Rewrite the lines in the listing below, switching "bbox" to "bounding box" and leaving everything else unchanged.

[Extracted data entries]
----------------

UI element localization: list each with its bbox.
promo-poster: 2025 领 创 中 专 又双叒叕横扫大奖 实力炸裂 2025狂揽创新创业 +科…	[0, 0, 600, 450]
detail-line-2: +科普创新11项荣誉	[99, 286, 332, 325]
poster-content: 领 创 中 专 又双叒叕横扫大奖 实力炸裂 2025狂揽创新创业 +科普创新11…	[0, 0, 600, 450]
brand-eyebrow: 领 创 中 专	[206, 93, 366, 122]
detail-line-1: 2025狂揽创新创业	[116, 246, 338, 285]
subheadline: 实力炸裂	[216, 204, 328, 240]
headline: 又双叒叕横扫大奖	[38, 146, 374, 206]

----------------

▶ _FINISHED ANSWER_
UI element localization: list each with its bounding box.
promo-poster: 2025 领 创 中 专 又双叒叕横扫大奖 实力炸裂 2025狂揽创新创业 +科…	[0, 0, 600, 450]
detail-line-2: +科普创新11项荣誉	[99, 286, 332, 325]
poster-content: 领 创 中 专 又双叒叕横扫大奖 实力炸裂 2025狂揽创新创业 +科普创新11…	[0, 0, 600, 450]
brand-eyebrow: 领 创 中 专	[206, 93, 366, 122]
detail-line-1: 2025狂揽创新创业	[116, 246, 338, 285]
subheadline: 实力炸裂	[216, 204, 328, 240]
headline: 又双叒叕横扫大奖	[38, 146, 374, 206]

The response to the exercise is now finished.